PROBLEM TO SOLVE -
Retype all material exactly. Pictures stay out of the copy.

..............................

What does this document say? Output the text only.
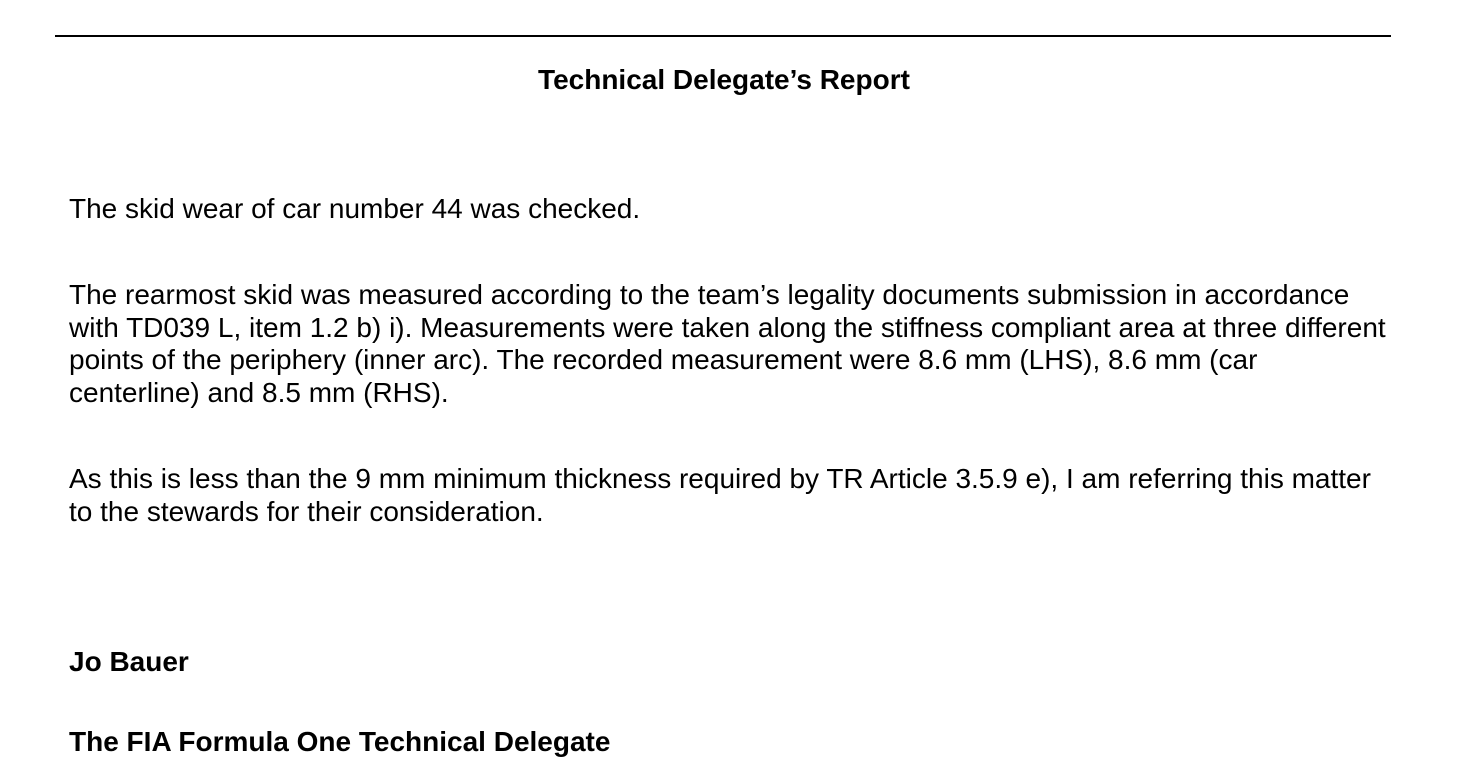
Technical Delegate’s Report

The skid wear of car number 44 was checked.

The rearmost skid was measured according to the team’s legality documents submission in accordance with TD039 L, item 1.2 b) i). Measurements were taken along the stiffness compliant area at three different points of the periphery (inner arc). The recorded measurement were 8.6 mm (LHS), 8.6 mm (car centerline) and 8.5 mm (RHS).

As this is less than the 9 mm minimum thickness required by TR Article 3.5.9 e), I am referring this matter to the stewards for their consideration.

Jo Bauer

The FIA Formula One Technical Delegate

..............................

EXERCISE SOLUTION -
What does this document say? Output the text only.
Technical Delegate’s Report

The skid wear of car number 44 was checked.

The rearmost skid was measured according to the team’s legality documents submission in accordance with TD039 L, item 1.2 b) i). Measurements were taken along the stiffness compliant area at three different points of the periphery (inner arc). The recorded measurement were 8.6 mm (LHS), 8.6 mm (car centerline) and 8.5 mm (RHS).

As this is less than the 9 mm minimum thickness required by TR Article 3.5.9 e), I am referring this matter to the stewards for their consideration.

Jo Bauer

The FIA Formula One Technical Delegate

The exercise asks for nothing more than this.